*DO THIS*.
In the data below, find every line with the string "Carl" and pull it out.

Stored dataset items
+++++
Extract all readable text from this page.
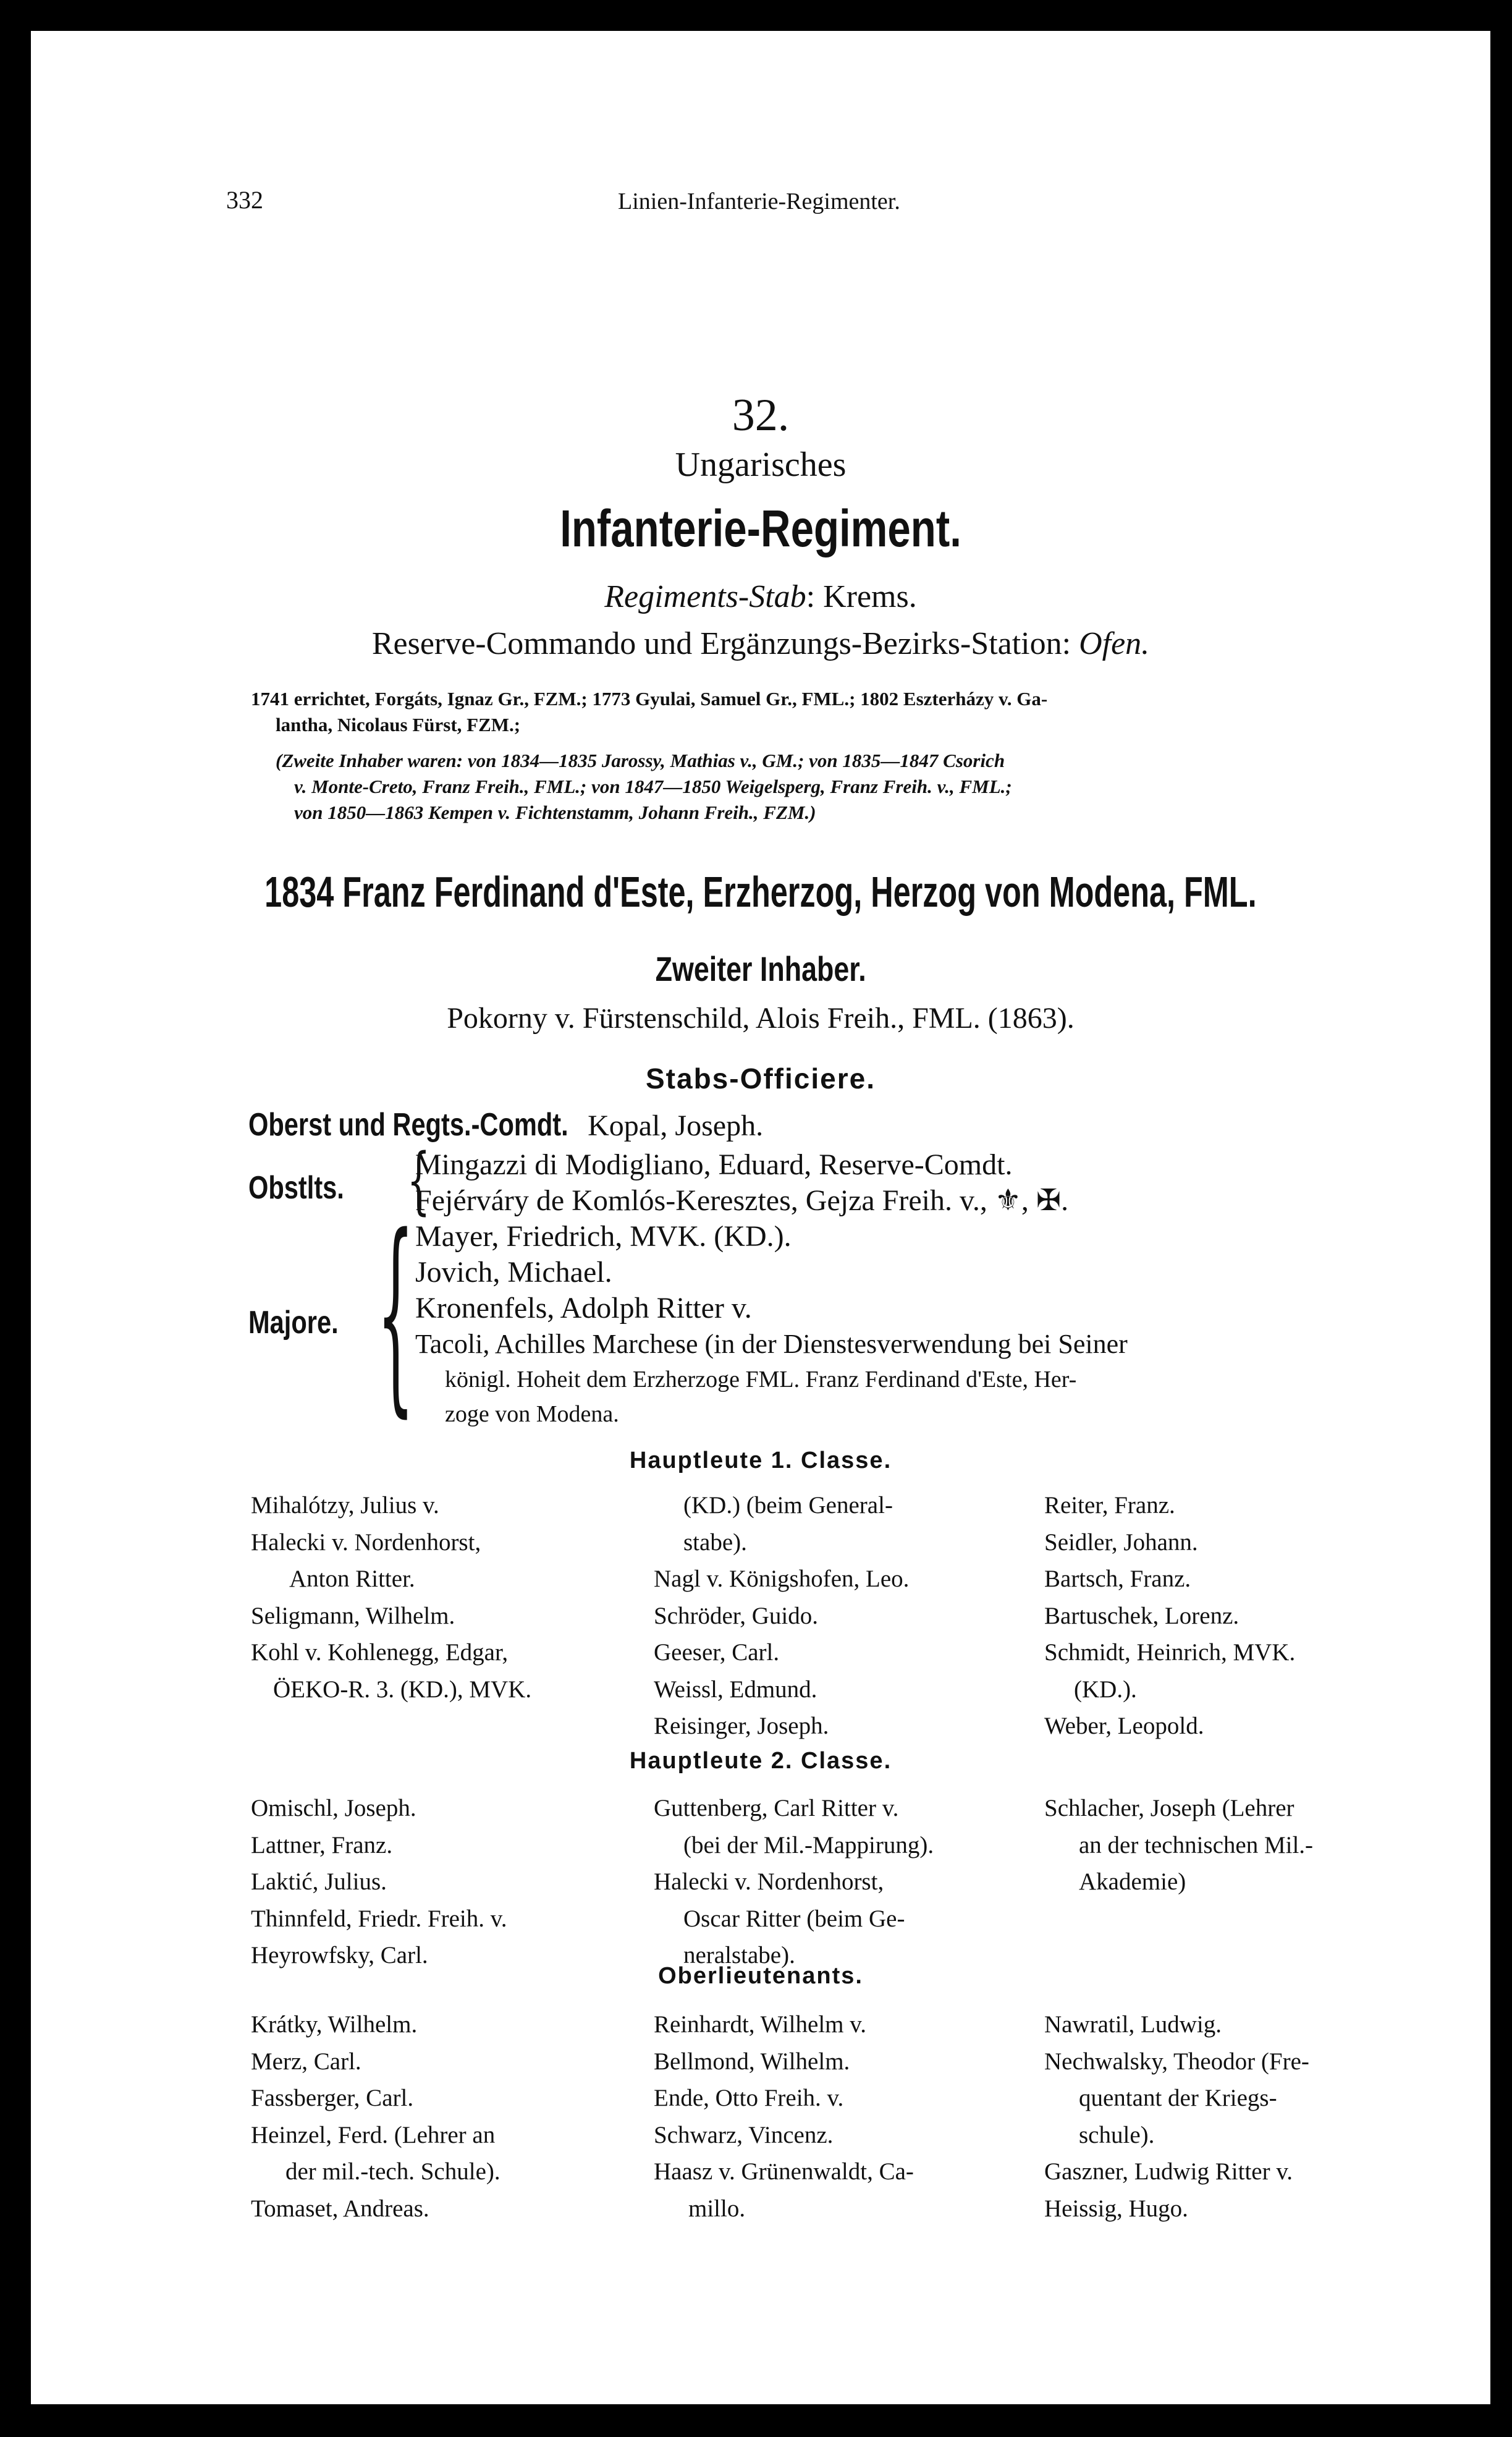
332	Linien-Infanterie-Regimenter.
32.
Ungarisches
Infanterie-Regiment.
Regiments-Stab: Krems.
Reserve-Commando und Ergänzungs-Bezirks-Station: Ofen.
1741 errichtet, Forgáts, Ignaz Gr., FZM.; 1773 Gyulai, Samuel Gr., FML.; 1802 Eszterházy v. Ga-
lantha, Nicolaus Fürst, FZM.;
(Zweite Inhaber waren: von 1834—1835 Jarossy, Mathias v., GM.; von 1835—1847 Csorich
v. Monte-Creto, Franz Freih., FML.; von 1847—1850 Weigelsperg, Franz Freih. v., FML.;
von 1850—1863 Kempen v. Fichtenstamm, Johann Freih., FZM.)
1834 Franz Ferdinand d'Este, Erzherzog, Herzog von Modena, FML.
Zweiter Inhaber.
Pokorny v. Fürstenschild, Alois Freih., FML. (1863).
Stabs-Officiere.
Oberst und Regts.-Comdt. Kopal, Joseph.
Obstlts. {
Mingazzi di Modigliano, Eduard, Reserve-Comdt.
Fejérváry de Komlós-Keresztes, Gejza Freih. v., ⚜, ✠.
Majore. { Mayer, Friedrich, MVK. (KD.).
Jovich, Michael.
Kronenfels, Adolph Ritter v.
Tacoli, Achilles Marchese (in der Dienstesverwendung bei Seiner
königl. Hoheit dem Erzherzoge FML. Franz Ferdinand d'Este, Her-
zoge von Modena.
Hauptleute 1. Classe.
Mihalótzy, Julius v.
Halecki v. Nordenhorst,
Anton Ritter.
Seligmann, Wilhelm.
Kohl v. Kohlenegg, Edgar,
ÖEKO-R. 3. (KD.), MVK.
(KD.) (beim General-
stabe).
Nagl v. Königshofen, Leo.
Schröder, Guido.
Geeser, Carl.
Weissl, Edmund.
Reisinger, Joseph.
Reiter, Franz.
Seidler, Johann.
Bartsch, Franz.
Bartuschek, Lorenz.
Schmidt, Heinrich, MVK.
(KD.).
Weber, Leopold.
Hauptleute 2. Classe.
Omischl, Joseph.
Lattner, Franz.
Laktić, Julius.
Thinnfeld, Friedr. Freih. v.
Heyrowfsky, Carl.
Guttenberg, Carl Ritter v.
(bei der Mil.-Mappirung).
Halecki v. Nordenhorst,
Oscar Ritter (beim Ge-
neralstabe).
Schlacher, Joseph (Lehrer
an der technischen Mil.-
Akademie)
Oberlieutenants.
Krátky, Wilhelm.
Merz, Carl.
Fassberger, Carl.
Heinzel, Ferd. (Lehrer an
der mil.-tech. Schule).
Tomaset, Andreas.
Reinhardt, Wilhelm v.
Bellmond, Wilhelm.
Ende, Otto Freih. v.
Schwarz, Vincenz.
Haasz v. Grünenwaldt, Ca-
millo.
Nawratil, Ludwig.
Nechwalsky, Theodor (Fre-
quentant der Kriegs-
schule).
Gaszner, Ludwig Ritter v.
Heissig, Hugo.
+++++
*TASK OUTPUT*.
Geeser, Carl.
Heyrowfsky, Carl.
Guttenberg, Carl Ritter v.
Merz, Carl.
Fassberger, Carl.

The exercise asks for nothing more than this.